**Extracted records**.

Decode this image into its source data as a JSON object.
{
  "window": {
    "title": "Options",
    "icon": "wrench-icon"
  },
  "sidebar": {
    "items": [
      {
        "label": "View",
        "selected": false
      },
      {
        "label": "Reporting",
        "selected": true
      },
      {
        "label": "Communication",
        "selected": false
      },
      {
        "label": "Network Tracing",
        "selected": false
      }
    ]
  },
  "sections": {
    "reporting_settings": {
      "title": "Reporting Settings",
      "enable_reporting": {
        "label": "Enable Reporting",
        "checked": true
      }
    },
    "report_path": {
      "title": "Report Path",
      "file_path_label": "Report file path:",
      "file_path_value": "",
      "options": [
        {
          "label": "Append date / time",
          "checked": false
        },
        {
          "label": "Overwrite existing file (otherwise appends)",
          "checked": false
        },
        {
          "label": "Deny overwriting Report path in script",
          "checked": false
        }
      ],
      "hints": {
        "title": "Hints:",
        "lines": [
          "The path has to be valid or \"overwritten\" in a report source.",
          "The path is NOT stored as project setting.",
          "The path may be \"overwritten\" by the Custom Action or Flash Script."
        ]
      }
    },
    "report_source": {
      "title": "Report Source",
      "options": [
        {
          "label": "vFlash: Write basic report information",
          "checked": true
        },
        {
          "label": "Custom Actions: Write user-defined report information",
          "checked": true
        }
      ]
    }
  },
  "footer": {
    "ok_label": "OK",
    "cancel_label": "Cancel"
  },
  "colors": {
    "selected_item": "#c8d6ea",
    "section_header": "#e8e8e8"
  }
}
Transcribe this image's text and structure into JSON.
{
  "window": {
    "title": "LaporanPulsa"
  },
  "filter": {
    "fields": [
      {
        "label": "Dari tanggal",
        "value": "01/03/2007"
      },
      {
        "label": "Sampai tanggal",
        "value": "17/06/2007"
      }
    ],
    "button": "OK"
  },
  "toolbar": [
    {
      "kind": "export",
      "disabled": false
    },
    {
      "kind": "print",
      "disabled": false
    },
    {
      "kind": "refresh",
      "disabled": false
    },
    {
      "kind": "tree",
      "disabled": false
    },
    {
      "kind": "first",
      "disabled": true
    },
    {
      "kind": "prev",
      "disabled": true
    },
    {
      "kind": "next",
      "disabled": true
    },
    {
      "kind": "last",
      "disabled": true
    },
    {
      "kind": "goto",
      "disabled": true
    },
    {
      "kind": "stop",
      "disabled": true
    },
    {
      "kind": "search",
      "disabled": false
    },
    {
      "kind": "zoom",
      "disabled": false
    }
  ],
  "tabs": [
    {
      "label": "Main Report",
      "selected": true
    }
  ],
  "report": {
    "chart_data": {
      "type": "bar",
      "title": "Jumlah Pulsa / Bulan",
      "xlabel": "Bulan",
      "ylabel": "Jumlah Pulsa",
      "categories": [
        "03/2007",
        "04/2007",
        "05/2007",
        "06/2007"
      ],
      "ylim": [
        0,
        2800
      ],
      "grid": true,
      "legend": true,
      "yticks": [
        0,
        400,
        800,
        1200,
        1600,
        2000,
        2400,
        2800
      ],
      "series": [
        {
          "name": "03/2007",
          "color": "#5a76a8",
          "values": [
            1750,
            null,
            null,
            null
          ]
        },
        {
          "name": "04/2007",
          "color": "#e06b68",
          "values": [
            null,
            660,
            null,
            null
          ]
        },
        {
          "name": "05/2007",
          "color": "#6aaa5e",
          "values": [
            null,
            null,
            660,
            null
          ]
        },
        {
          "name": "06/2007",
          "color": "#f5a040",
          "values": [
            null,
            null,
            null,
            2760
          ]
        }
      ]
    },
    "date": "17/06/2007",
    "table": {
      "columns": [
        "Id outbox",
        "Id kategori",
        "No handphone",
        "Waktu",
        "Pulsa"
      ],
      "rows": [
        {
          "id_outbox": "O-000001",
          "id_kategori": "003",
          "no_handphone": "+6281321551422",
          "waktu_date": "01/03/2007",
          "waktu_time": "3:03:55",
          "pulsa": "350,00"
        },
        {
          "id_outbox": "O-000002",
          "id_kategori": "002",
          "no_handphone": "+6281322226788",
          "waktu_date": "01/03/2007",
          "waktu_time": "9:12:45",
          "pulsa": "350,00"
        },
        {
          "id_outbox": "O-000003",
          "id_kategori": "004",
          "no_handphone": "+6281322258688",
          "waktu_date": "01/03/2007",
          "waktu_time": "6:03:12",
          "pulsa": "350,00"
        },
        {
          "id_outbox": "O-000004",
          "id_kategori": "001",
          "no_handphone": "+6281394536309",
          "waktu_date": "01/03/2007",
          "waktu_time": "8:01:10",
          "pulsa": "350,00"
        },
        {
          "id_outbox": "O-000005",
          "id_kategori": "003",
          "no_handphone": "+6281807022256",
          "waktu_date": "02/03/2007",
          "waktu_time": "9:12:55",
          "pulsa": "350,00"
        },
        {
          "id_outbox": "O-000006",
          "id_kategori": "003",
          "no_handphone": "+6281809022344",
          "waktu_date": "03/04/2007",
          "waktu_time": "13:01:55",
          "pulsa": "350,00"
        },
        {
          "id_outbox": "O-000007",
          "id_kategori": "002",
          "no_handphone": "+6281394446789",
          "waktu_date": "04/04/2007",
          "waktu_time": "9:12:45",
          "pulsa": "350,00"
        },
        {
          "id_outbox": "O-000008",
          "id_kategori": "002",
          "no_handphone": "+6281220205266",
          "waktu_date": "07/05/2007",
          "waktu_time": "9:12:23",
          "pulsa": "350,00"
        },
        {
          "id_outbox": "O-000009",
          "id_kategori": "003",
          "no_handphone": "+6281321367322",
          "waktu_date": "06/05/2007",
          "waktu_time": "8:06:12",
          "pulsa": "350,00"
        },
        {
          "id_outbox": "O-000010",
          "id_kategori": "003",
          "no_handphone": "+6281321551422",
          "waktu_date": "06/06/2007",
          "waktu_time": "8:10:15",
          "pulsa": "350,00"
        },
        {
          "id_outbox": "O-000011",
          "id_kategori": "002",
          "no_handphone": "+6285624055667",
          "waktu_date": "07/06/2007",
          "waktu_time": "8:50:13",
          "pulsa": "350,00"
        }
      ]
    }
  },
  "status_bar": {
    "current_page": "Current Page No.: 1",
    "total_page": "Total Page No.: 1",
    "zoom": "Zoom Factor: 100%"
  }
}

**The task**.
The records above should be repeated in full, exactly as given.

**The solution**.
Decode this image into its source data as a JSON object.
{
  "window": {
    "title": "Options",
    "icon": "wrench-icon"
  },
  "sidebar": {
    "items": [
      {
        "label": "View",
        "selected": false
      },
      {
        "label": "Reporting",
        "selected": true
      },
      {
        "label": "Communication",
        "selected": false
      },
      {
        "label": "Network Tracing",
        "selected": false
      }
    ]
  },
  "sections": {
    "reporting_settings": {
      "title": "Reporting Settings",
      "enable_reporting": {
        "label": "Enable Reporting",
        "checked": true
      }
    },
    "report_path": {
      "title": "Report Path",
      "file_path_label": "Report file path:",
      "file_path_value": "",
      "options": [
        {
          "label": "Append date / time",
          "checked": false
        },
        {
          "label": "Overwrite existing file (otherwise appends)",
          "checked": false
        },
        {
          "label": "Deny overwriting Report path in script",
          "checked": false
        }
      ],
      "hints": {
        "title": "Hints:",
        "lines": [
          "The path has to be valid or \"overwritten\" in a report source.",
          "The path is NOT stored as project setting.",
          "The path may be \"overwritten\" by the Custom Action or Flash Script."
        ]
      }
    },
    "report_source": {
      "title": "Report Source",
      "options": [
        {
          "label": "vFlash: Write basic report information",
          "checked": true
        },
        {
          "label": "Custom Actions: Write user-defined report information",
          "checked": true
        }
      ]
    }
  },
  "footer": {
    "ok_label": "OK",
    "cancel_label": "Cancel"
  },
  "colors": {
    "selected_item": "#c8d6ea",
    "section_header": "#e8e8e8"
  }
}
Transcribe this image's text and structure into JSON.
{
  "window": {
    "title": "LaporanPulsa"
  },
  "filter": {
    "fields": [
      {
        "label": "Dari tanggal",
        "value": "01/03/2007"
      },
      {
        "label": "Sampai tanggal",
        "value": "17/06/2007"
      }
    ],
    "button": "OK"
  },
  "toolbar": [
    {
      "kind": "export",
      "disabled": false
    },
    {
      "kind": "print",
      "disabled": false
    },
    {
      "kind": "refresh",
      "disabled": false
    },
    {
      "kind": "tree",
      "disabled": false
    },
    {
      "kind": "first",
      "disabled": true
    },
    {
      "kind": "prev",
      "disabled": true
    },
    {
      "kind": "next",
      "disabled": true
    },
    {
      "kind": "last",
      "disabled": true
    },
    {
      "kind": "goto",
      "disabled": true
    },
    {
      "kind": "stop",
      "disabled": true
    },
    {
      "kind": "search",
      "disabled": false
    },
    {
      "kind": "zoom",
      "disabled": false
    }
  ],
  "tabs": [
    {
      "label": "Main Report",
      "selected": true
    }
  ],
  "report": {
    "chart_data": {
      "type": "bar",
      "title": "Jumlah Pulsa / Bulan",
      "xlabel": "Bulan",
      "ylabel": "Jumlah Pulsa",
      "categories": [
        "03/2007",
        "04/2007",
        "05/2007",
        "06/2007"
      ],
      "ylim": [
        0,
        2800
      ],
      "grid": true,
      "legend": true,
      "yticks": [
        0,
        400,
        800,
        1200,
        1600,
        2000,
        2400,
        2800
      ],
      "series": [
        {
          "name": "03/2007",
          "color": "#5a76a8",
          "values": [
            1750,
            null,
            null,
            null
          ]
        },
        {
          "name": "04/2007",
          "color": "#e06b68",
          "values": [
            null,
            660,
            null,
            null
          ]
        },
        {
          "name": "05/2007",
          "color": "#6aaa5e",
          "values": [
            null,
            null,
            660,
            null
          ]
        },
        {
          "name": "06/2007",
          "color": "#f5a040",
          "values": [
            null,
            null,
            null,
            2760
          ]
        }
      ]
    },
    "date": "17/06/2007",
    "table": {
      "columns": [
        "Id outbox",
        "Id kategori",
        "No handphone",
        "Waktu",
        "Pulsa"
      ],
      "rows": [
        {
          "id_outbox": "O-000001",
          "id_kategori": "003",
          "no_handphone": "+6281321551422",
          "waktu_date": "01/03/2007",
          "waktu_time": "3:03:55",
          "pulsa": "350,00"
        },
        {
          "id_outbox": "O-000002",
          "id_kategori": "002",
          "no_handphone": "+6281322226788",
          "waktu_date": "01/03/2007",
          "waktu_time": "9:12:45",
          "pulsa": "350,00"
        },
        {
          "id_outbox": "O-000003",
          "id_kategori": "004",
          "no_handphone": "+6281322258688",
          "waktu_date": "01/03/2007",
          "waktu_time": "6:03:12",
          "pulsa": "350,00"
        },
        {
          "id_outbox": "O-000004",
          "id_kategori": "001",
          "no_handphone": "+6281394536309",
          "waktu_date": "01/03/2007",
          "waktu_time": "8:01:10",
          "pulsa": "350,00"
        },
        {
          "id_outbox": "O-000005",
          "id_kategori": "003",
          "no_handphone": "+6281807022256",
          "waktu_date": "02/03/2007",
          "waktu_time": "9:12:55",
          "pulsa": "350,00"
        },
        {
          "id_outbox": "O-000006",
          "id_kategori": "003",
          "no_handphone": "+6281809022344",
          "waktu_date": "03/04/2007",
          "waktu_time": "13:01:55",
          "pulsa": "350,00"
        },
        {
          "id_outbox": "O-000007",
          "id_kategori": "002",
          "no_handphone": "+6281394446789",
          "waktu_date": "04/04/2007",
          "waktu_time": "9:12:45",
          "pulsa": "350,00"
        },
        {
          "id_outbox": "O-000008",
          "id_kategori": "002",
          "no_handphone": "+6281220205266",
          "waktu_date": "07/05/2007",
          "waktu_time": "9:12:23",
          "pulsa": "350,00"
        },
        {
          "id_outbox": "O-000009",
          "id_kategori": "003",
          "no_handphone": "+6281321367322",
          "waktu_date": "06/05/2007",
          "waktu_time": "8:06:12",
          "pulsa": "350,00"
        },
        {
          "id_outbox": "O-000010",
          "id_kategori": "003",
          "no_handphone": "+6281321551422",
          "waktu_date": "06/06/2007",
          "waktu_time": "8:10:15",
          "pulsa": "350,00"
        },
        {
          "id_outbox": "O-000011",
          "id_kategori": "002",
          "no_handphone": "+6285624055667",
          "waktu_date": "07/06/2007",
          "waktu_time": "8:50:13",
          "pulsa": "350,00"
        }
      ]
    }
  },
  "status_bar": {
    "current_page": "Current Page No.: 1",
    "total_page": "Total Page No.: 1",
    "zoom": "Zoom Factor: 100%"
  }
}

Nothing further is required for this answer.